[Exercise aim]:
Reproduce verbatim the lines from the one containing "table-row: LYC 0.494" through the one containing "table-body: GCS 0.796", including both of those lines.

-- begin Information provided --

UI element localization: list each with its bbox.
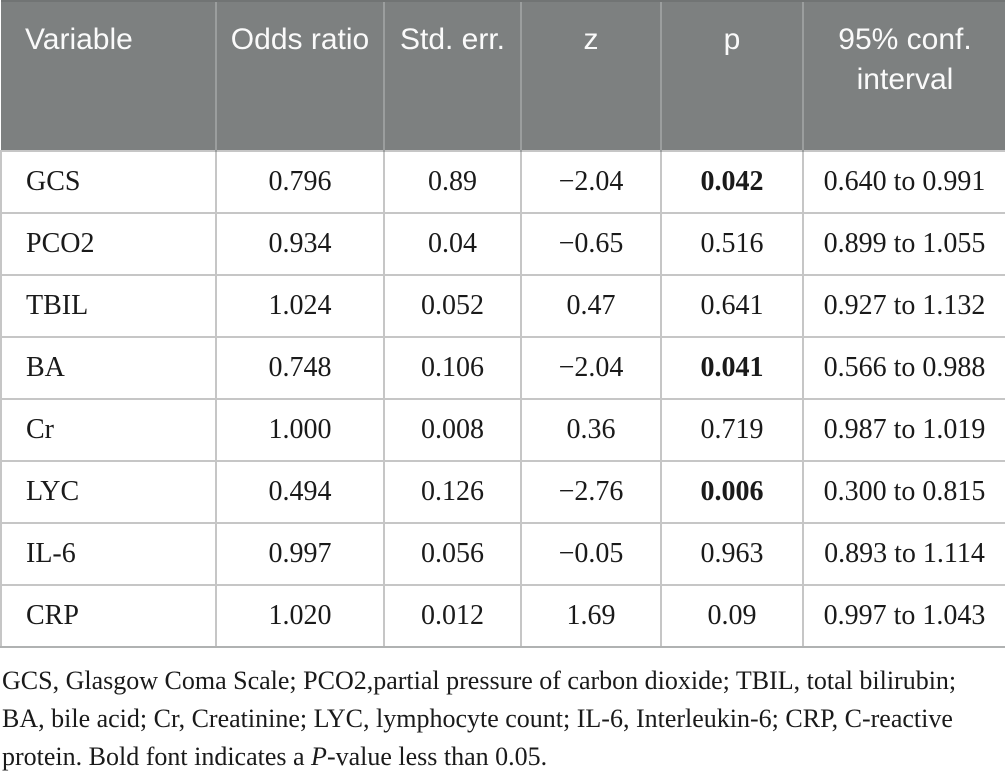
table-row: LYC 0.494 0.126 −2.76 0.006 0.300 to 0.815 <box>0 460 1005 524</box>
table-row: CRP 1.020 0.012 1.69 0.09 0.997 to 1.043 <box>0 584 1005 648</box>
cell-z: −2.04 <box>520 150 662 214</box>
cell-z: 1.69 <box>520 584 662 648</box>
cell-p: 0.09 <box>660 584 804 648</box>
cell-conf-interval: 0.300 to 0.815 <box>802 460 1005 524</box>
cell-std-err: 0.89 <box>383 150 522 214</box>
table-body: GCS 0.796 0.89 −2.04 0.042 0.640 to 0.991 PCO2… <box>0 150 1005 648</box>
cell-conf-interval: 0.987 to 1.019 <box>802 398 1005 462</box>
cell-z: −0.65 <box>520 212 662 276</box>
cell-std-err: 0.056 <box>383 522 522 586</box>
cell-variable: BA <box>0 336 217 400</box>
table-row: IL-6 0.997 0.056 −0.05 0.963 0.893 to 1.114 <box>0 522 1005 586</box>
column-header-std-err: Std. err. <box>383 0 521 151</box>
cell-odds-ratio: 1.024 <box>215 274 385 338</box>
cell-conf-interval: 0.997 to 1.043 <box>802 584 1005 648</box>
cell-std-err: 0.008 <box>383 398 522 462</box>
table-row: TBIL 1.024 0.052 0.47 0.641 0.927 to 1.132 <box>0 274 1005 338</box>
cell-variable: LYC <box>0 460 217 524</box>
cell-odds-ratio: 0.494 <box>215 460 385 524</box>
table-row: Cr 1.000 0.008 0.36 0.719 0.987 to 1.019 <box>0 398 1005 462</box>
cell-variable: IL-6 <box>0 522 217 586</box>
cell-variable: TBIL <box>0 274 217 338</box>
cell-z: −0.05 <box>520 522 662 586</box>
cell-conf-interval: 0.893 to 1.114 <box>802 522 1005 586</box>
footnote-text-2: -value less than 0.05. <box>326 742 548 771</box>
cell-conf-interval: 0.566 to 0.988 <box>802 336 1005 400</box>
cell-conf-interval: 0.927 to 1.132 <box>802 274 1005 338</box>
cell-std-err: 0.052 <box>383 274 522 338</box>
cell-p: 0.963 <box>660 522 804 586</box>
cell-z: −2.04 <box>520 336 662 400</box>
column-header-conf-interval: 95% conf. interval <box>802 0 1005 151</box>
table-row: GCS 0.796 0.89 −2.04 0.042 0.640 to 0.991 <box>0 150 1005 214</box>
regression-results-table: Variable Odds ratio Std. err. z p 95% co… <box>0 0 1005 648</box>
cell-odds-ratio: 0.796 <box>215 150 385 214</box>
header-row: Variable Odds ratio Std. err. z p 95% co… <box>1 0 1005 151</box>
cell-std-err: 0.012 <box>383 584 522 648</box>
cell-p: 0.516 <box>660 212 804 276</box>
cell-odds-ratio: 0.997 <box>215 522 385 586</box>
table-row: BA 0.748 0.106 −2.04 0.041 0.566 to 0.988 <box>0 336 1005 400</box>
cell-p: 0.641 <box>660 274 804 338</box>
cell-z: 0.36 <box>520 398 662 462</box>
cell-variable: CRP <box>0 584 217 648</box>
column-header-variable: Variable <box>1 0 216 151</box>
table-header: Variable Odds ratio Std. err. z p 95% co… <box>1 0 1005 151</box>
cell-p: 0.041 <box>660 336 804 400</box>
cell-z: 0.47 <box>520 274 662 338</box>
cell-p: 0.006 <box>660 460 804 524</box>
footnote-italic-p: P <box>311 742 327 771</box>
column-header-z: z <box>520 0 661 151</box>
cell-variable: GCS <box>0 150 217 214</box>
cell-odds-ratio: 1.020 <box>215 584 385 648</box>
table-footnote: GCS, Glasgow Coma Scale; PCO2,partial pr… <box>0 662 1003 776</box>
cell-z: −2.76 <box>520 460 662 524</box>
cell-variable: PCO2 <box>0 212 217 276</box>
cell-odds-ratio: 0.748 <box>215 336 385 400</box>
column-header-odds-ratio: Odds ratio <box>215 0 384 151</box>
table-row: PCO2 0.934 0.04 −0.65 0.516 0.899 to 1.055 <box>0 212 1005 276</box>
column-header-p: p <box>660 0 803 151</box>
cell-conf-interval: 0.640 to 0.991 <box>802 150 1005 214</box>
cell-std-err: 0.126 <box>383 460 522 524</box>
cell-odds-ratio: 1.000 <box>215 398 385 462</box>
cell-std-err: 0.04 <box>383 212 522 276</box>
cell-p: 0.719 <box>660 398 804 462</box>
cell-odds-ratio: 0.934 <box>215 212 385 276</box>
cell-conf-interval: 0.899 to 1.055 <box>802 212 1005 276</box>
footnote-text-1: GCS, Glasgow Coma Scale; PCO2,partial pr… <box>2 666 957 771</box>
cell-std-err: 0.106 <box>383 336 522 400</box>
cell-p: 0.042 <box>660 150 804 214</box>
cell-variable: Cr <box>0 398 217 462</box>
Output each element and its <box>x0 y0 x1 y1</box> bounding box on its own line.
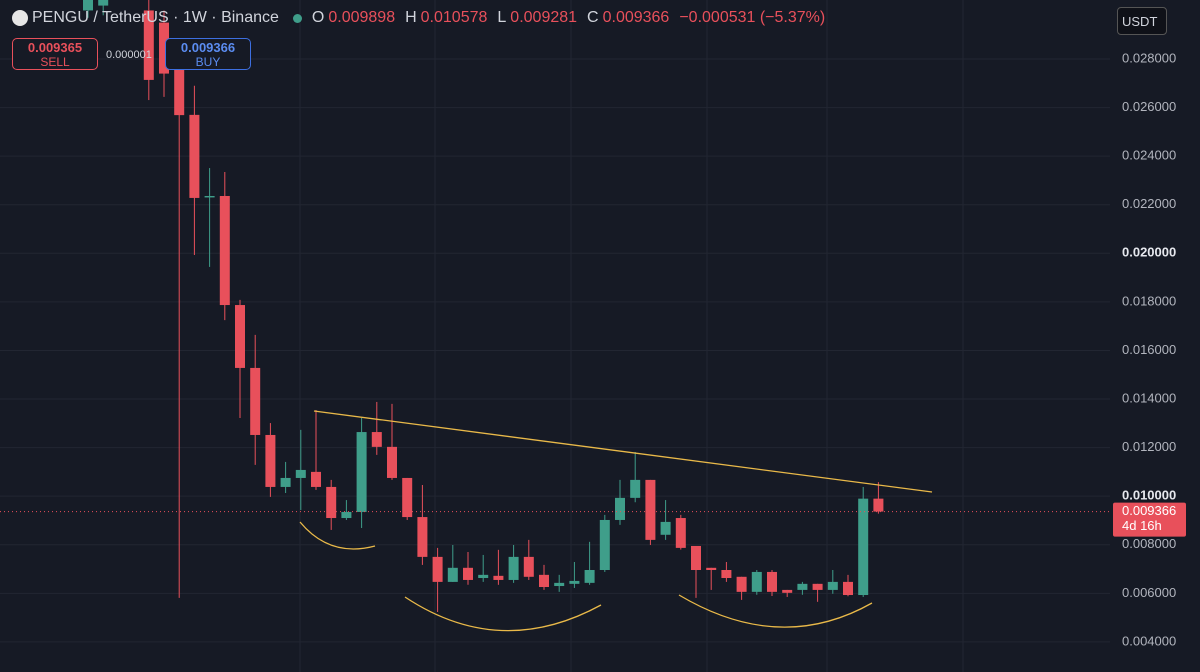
y-tick-label: 0.026000 <box>1122 99 1176 114</box>
change: −0.000531 (−5.37%) <box>679 9 826 26</box>
h-label: H <box>405 9 417 26</box>
symbol: PENGU / TetherUS · 1W · Binance <box>32 9 279 26</box>
candle-body <box>858 498 869 596</box>
y-tick-label: 0.018000 <box>1122 293 1176 308</box>
countdown: 4d 16h <box>1122 518 1162 533</box>
candle-body <box>843 581 853 596</box>
sell-button[interactable]: 0.009365 SELL <box>12 38 98 70</box>
sell-price: 0.009365 <box>27 40 83 55</box>
candle-body <box>280 477 291 487</box>
candle-body <box>204 195 215 198</box>
candles <box>0 0 1110 613</box>
candle-body <box>235 305 245 368</box>
buy-label: BUY <box>195 55 221 69</box>
high-value: 0.010578 <box>420 9 488 26</box>
candle-body <box>98 0 109 6</box>
drawings <box>299 410 933 632</box>
candle-body <box>371 432 382 447</box>
candle-body <box>311 471 321 487</box>
candle-body <box>417 517 428 557</box>
candle-body <box>432 556 443 582</box>
y-tick-label: 0.014000 <box>1122 390 1176 405</box>
candle-body <box>219 195 230 306</box>
low-value: 0.009281 <box>510 9 578 26</box>
c-label: C <box>587 9 599 26</box>
y-tick-label: 0.010000 <box>1122 488 1176 503</box>
curve <box>404 596 602 632</box>
candle-body <box>797 583 808 590</box>
candle-body <box>691 545 701 570</box>
candle-body <box>660 521 671 535</box>
o-label: O <box>311 9 325 26</box>
logo <box>12 10 28 26</box>
candle-body <box>767 571 777 592</box>
candle-body <box>706 567 717 570</box>
curve <box>678 594 873 628</box>
y-tick-label: 0.004000 <box>1122 633 1176 648</box>
status-dot <box>292 13 302 23</box>
candle-body <box>599 519 610 570</box>
buy-price: 0.009366 <box>180 40 236 55</box>
candle-body <box>721 569 732 579</box>
curve <box>299 521 376 550</box>
candle-body <box>539 574 549 587</box>
candle-body <box>569 580 580 584</box>
candle-body <box>447 567 458 582</box>
y-tick-label: 0.016000 <box>1122 342 1176 357</box>
y-tick-label: 0.022000 <box>1122 196 1176 211</box>
y-tick-label: 0.008000 <box>1122 536 1176 551</box>
price-label: 0.009366 <box>1122 503 1176 518</box>
candle-body <box>143 10 154 80</box>
candle-body <box>554 582 565 587</box>
candle-body <box>645 479 656 540</box>
price-label-box <box>1113 502 1186 537</box>
open-value: 0.009898 <box>328 9 396 26</box>
candle-body <box>250 367 261 435</box>
price-axis: 0.004000 0.006000 0.008000 0.010000 0.012000… <box>1113 50 1186 648</box>
candle-body <box>751 571 762 592</box>
candle-body <box>402 477 413 518</box>
spread: 0.000001 <box>106 49 152 61</box>
y-tick-label: 0.012000 <box>1122 439 1176 454</box>
sell-label: SELL <box>40 55 70 69</box>
y-tick-label: 0.006000 <box>1122 585 1176 600</box>
candle-body <box>478 574 489 579</box>
candle-body <box>356 432 367 512</box>
candle-body <box>615 497 625 520</box>
candle-body <box>523 556 534 577</box>
candle-body <box>630 479 641 498</box>
grid <box>0 0 1110 672</box>
l-label: L <box>497 9 507 26</box>
candle-body <box>873 498 884 512</box>
candle-body <box>827 581 838 590</box>
candle-body <box>189 114 200 198</box>
candle-body <box>83 0 93 11</box>
candle-body <box>341 511 352 519</box>
legend: PENGU / TetherUS · 1W · Binance O 0.00989… <box>12 9 825 27</box>
candle-body <box>675 518 686 548</box>
candle-body <box>326 486 337 519</box>
currency-select[interactable]: USDT <box>1117 7 1167 35</box>
buy-button[interactable]: 0.009366 BUY <box>165 38 251 70</box>
y-tick-label: 0.020000 <box>1122 245 1176 260</box>
y-tick-label: 0.028000 <box>1122 50 1176 65</box>
candle-body <box>782 589 793 593</box>
candle-body <box>265 434 276 487</box>
candle-body <box>736 576 747 592</box>
candle-body <box>493 575 504 580</box>
y-tick-label: 0.024000 <box>1122 148 1176 163</box>
close-value: 0.009366 <box>602 9 670 26</box>
trend-line <box>313 410 933 493</box>
candle-body <box>812 583 823 590</box>
candle-body <box>174 59 185 116</box>
candle-body <box>295 469 306 478</box>
candle-body <box>584 569 595 583</box>
candle-body <box>463 567 473 580</box>
candle-body <box>508 556 519 580</box>
candle-body <box>387 446 397 478</box>
candle-body <box>159 22 169 74</box>
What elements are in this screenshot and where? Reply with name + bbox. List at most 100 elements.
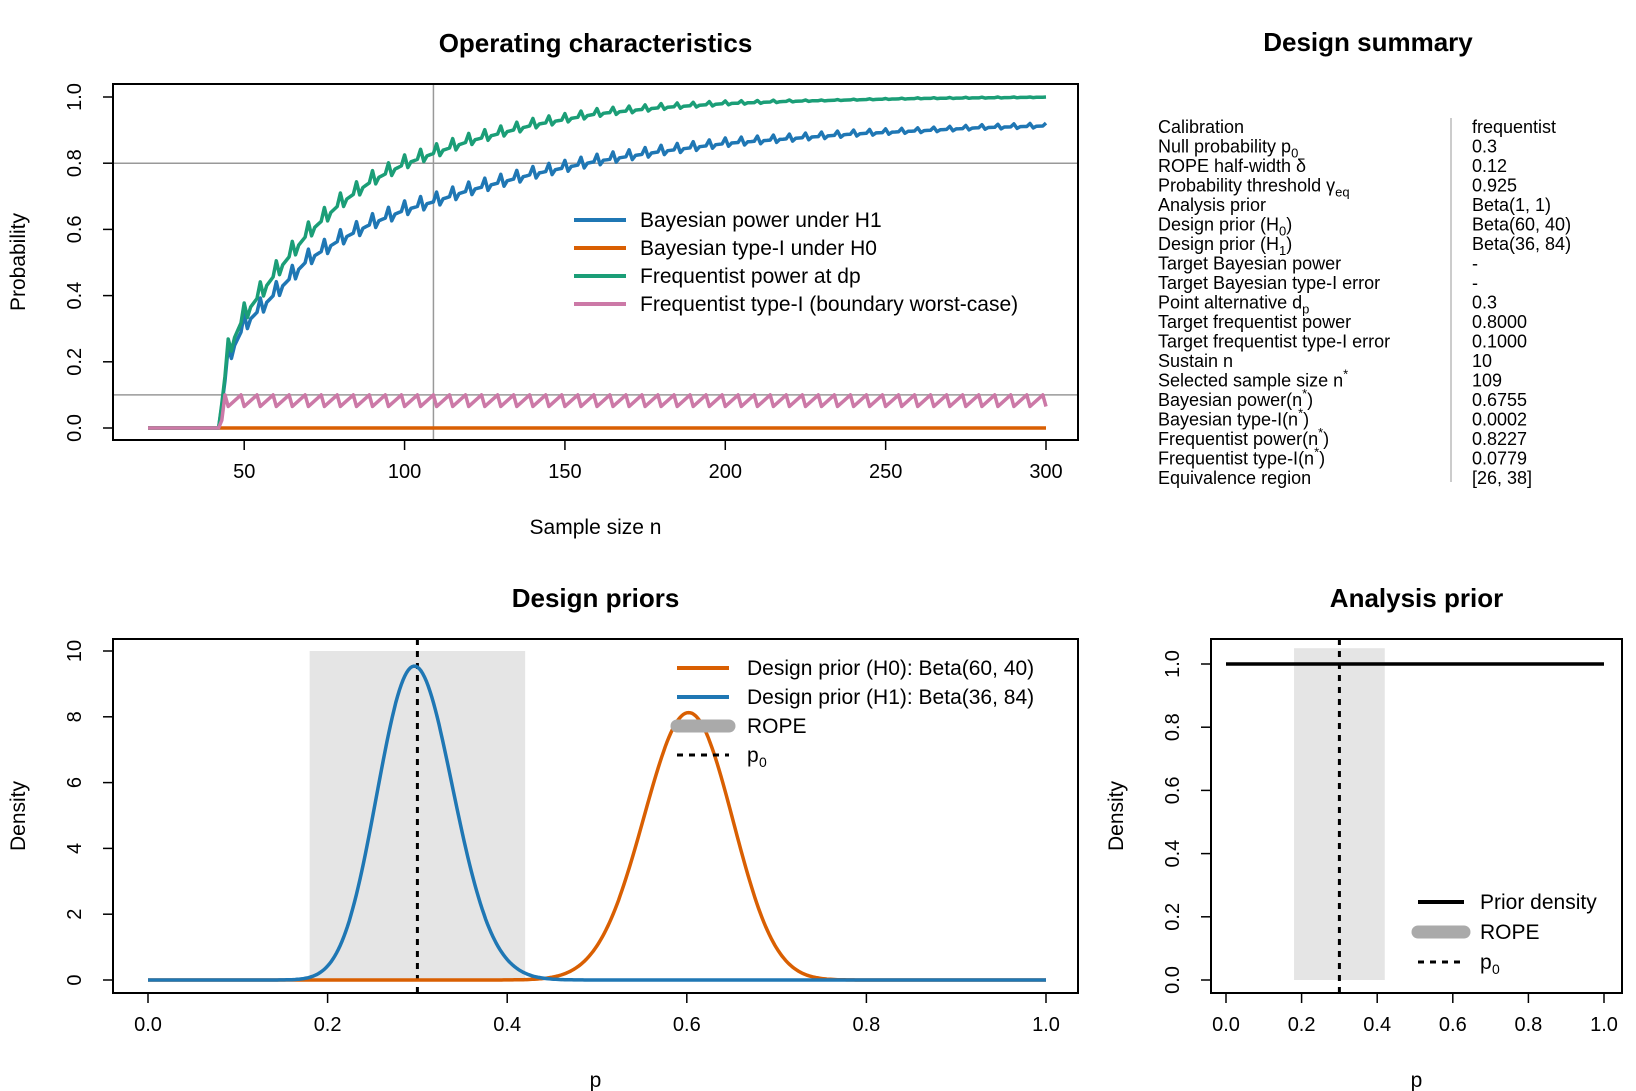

-- end Information provided --

[Answer in full]:
table-row: LYC 0.494 0.126 −2.76 0.006 0.300 to 0.815 <box>0 460 1005 524</box>
table-row: CRP 1.020 0.012 1.69 0.09 0.997 to 1.043 <box>0 584 1005 648</box>
cell-z: −2.04 <box>520 150 662 214</box>
cell-z: 1.69 <box>520 584 662 648</box>
cell-p: 0.09 <box>660 584 804 648</box>
cell-conf-interval: 0.300 to 0.815 <box>802 460 1005 524</box>
cell-std-err: 0.89 <box>383 150 522 214</box>
table-body: GCS 0.796 0.89 −2.04 0.042 0.640 to 0.991 PCO2… <box>0 150 1005 648</box>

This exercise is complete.